* [Task to carry out]:
For each line that holds "between", copy the line out.

* [Records supplied]:
-- Begin --

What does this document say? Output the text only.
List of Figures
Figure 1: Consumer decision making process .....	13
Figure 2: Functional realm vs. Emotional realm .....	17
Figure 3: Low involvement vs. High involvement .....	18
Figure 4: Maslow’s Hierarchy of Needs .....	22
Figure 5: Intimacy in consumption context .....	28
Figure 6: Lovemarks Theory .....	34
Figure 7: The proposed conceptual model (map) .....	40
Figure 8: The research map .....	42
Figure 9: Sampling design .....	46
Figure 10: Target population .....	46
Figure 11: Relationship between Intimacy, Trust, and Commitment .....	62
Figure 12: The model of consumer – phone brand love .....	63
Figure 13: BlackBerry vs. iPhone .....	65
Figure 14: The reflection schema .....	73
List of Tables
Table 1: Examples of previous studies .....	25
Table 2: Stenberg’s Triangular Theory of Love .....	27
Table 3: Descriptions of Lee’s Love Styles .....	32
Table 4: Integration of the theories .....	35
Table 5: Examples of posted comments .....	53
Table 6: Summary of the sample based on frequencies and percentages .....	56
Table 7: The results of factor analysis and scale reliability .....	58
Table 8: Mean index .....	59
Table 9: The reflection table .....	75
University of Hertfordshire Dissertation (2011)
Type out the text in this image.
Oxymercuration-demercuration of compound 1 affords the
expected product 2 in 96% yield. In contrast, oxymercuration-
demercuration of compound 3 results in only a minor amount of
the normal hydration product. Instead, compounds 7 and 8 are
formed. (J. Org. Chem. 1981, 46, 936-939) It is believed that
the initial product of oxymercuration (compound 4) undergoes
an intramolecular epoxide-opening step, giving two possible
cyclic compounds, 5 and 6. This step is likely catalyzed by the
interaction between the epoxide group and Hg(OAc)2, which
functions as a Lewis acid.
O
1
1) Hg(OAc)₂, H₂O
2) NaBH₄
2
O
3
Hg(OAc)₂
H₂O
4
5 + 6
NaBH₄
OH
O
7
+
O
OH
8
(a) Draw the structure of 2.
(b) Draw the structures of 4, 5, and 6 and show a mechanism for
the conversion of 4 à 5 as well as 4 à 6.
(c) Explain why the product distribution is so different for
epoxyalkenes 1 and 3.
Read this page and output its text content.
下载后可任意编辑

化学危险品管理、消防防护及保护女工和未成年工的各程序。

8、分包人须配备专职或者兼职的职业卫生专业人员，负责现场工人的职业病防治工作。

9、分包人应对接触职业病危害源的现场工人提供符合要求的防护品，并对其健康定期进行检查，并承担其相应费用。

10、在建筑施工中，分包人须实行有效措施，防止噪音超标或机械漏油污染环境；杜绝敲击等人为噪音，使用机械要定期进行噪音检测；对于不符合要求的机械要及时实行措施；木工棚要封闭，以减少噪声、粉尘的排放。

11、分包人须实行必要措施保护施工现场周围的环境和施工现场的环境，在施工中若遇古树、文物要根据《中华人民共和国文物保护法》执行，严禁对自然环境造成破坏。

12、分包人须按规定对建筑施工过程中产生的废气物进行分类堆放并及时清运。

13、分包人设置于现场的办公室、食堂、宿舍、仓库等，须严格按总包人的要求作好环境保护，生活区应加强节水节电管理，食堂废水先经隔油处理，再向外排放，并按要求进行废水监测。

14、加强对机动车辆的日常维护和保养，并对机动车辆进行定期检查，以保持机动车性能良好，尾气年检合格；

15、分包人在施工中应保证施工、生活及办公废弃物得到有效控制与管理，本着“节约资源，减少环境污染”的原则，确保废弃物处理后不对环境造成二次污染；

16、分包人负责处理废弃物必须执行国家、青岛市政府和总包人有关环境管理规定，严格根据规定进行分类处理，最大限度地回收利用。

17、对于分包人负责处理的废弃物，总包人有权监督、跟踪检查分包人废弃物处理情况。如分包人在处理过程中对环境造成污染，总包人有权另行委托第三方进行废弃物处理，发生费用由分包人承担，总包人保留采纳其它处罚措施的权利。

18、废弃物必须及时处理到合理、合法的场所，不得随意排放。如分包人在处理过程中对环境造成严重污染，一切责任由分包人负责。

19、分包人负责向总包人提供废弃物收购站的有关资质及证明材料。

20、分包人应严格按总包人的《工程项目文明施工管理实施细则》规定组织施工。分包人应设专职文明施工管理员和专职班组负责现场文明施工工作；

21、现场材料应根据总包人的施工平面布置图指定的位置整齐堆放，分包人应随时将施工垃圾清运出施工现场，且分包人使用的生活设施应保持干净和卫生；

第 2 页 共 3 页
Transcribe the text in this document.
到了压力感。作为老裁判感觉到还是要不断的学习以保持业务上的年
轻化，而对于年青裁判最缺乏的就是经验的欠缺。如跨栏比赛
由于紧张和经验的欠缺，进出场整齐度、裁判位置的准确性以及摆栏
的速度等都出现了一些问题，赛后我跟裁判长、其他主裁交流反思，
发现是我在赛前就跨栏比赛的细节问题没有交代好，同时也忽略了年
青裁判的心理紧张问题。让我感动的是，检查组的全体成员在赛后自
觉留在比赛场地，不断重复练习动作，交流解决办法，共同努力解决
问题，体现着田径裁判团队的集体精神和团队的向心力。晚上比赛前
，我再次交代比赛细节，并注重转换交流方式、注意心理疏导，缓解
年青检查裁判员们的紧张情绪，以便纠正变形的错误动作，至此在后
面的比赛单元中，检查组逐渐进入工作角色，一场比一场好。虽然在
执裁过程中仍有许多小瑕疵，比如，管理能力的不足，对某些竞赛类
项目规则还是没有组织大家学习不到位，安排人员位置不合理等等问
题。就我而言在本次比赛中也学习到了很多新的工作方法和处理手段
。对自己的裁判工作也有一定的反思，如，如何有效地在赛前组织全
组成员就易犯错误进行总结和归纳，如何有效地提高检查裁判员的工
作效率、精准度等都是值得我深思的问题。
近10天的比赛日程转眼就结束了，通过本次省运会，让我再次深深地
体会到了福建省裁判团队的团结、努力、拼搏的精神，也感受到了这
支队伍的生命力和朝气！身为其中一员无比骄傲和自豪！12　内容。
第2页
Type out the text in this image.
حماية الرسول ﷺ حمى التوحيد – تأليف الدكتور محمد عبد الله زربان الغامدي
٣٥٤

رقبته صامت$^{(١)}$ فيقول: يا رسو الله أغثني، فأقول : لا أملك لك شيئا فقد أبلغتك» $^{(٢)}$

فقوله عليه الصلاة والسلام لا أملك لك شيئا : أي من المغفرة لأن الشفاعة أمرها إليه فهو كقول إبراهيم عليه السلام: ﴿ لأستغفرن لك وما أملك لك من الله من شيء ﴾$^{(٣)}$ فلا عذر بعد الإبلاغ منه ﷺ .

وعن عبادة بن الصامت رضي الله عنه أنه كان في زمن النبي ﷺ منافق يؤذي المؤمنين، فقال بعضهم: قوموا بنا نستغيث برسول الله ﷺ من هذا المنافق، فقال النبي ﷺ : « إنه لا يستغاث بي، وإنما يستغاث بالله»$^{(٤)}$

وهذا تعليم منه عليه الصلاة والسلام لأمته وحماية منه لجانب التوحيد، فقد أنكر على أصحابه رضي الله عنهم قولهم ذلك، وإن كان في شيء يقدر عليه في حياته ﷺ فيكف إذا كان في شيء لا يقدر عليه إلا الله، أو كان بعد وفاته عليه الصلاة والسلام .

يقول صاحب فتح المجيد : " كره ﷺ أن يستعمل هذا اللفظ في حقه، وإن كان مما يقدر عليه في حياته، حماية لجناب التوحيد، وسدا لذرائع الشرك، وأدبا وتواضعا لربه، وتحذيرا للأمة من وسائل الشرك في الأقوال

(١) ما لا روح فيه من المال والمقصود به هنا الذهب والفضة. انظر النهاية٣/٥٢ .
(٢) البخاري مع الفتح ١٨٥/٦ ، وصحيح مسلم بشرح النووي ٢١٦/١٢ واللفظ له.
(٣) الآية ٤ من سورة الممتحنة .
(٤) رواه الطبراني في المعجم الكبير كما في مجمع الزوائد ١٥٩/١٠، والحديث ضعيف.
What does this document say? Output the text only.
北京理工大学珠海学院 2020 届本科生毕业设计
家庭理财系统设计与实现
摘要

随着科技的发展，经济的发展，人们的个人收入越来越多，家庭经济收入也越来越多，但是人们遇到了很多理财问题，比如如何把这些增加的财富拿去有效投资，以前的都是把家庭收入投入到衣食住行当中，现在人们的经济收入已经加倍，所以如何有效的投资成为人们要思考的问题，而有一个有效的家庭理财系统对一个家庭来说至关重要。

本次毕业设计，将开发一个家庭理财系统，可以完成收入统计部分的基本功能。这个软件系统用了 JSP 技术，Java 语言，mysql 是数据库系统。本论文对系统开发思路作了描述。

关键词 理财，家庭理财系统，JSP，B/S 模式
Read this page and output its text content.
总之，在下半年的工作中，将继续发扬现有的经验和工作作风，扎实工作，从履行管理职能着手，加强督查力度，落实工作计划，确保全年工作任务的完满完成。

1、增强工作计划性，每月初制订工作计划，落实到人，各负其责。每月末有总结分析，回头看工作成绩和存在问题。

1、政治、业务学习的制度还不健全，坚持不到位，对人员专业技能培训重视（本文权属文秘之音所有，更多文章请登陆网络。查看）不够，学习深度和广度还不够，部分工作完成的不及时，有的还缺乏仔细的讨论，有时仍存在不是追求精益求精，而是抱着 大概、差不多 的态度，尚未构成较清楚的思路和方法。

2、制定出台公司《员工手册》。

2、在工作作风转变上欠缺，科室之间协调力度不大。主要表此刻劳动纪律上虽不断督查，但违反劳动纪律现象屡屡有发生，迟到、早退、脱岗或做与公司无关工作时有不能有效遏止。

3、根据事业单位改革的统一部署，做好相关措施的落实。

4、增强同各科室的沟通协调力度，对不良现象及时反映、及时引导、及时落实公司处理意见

-- End --

* [Solved exercise]:
Figure 11: Relationship between Intimacy, Trust, and Commitment .....	62
interaction between the epoxide group and Hg(OAc)2, which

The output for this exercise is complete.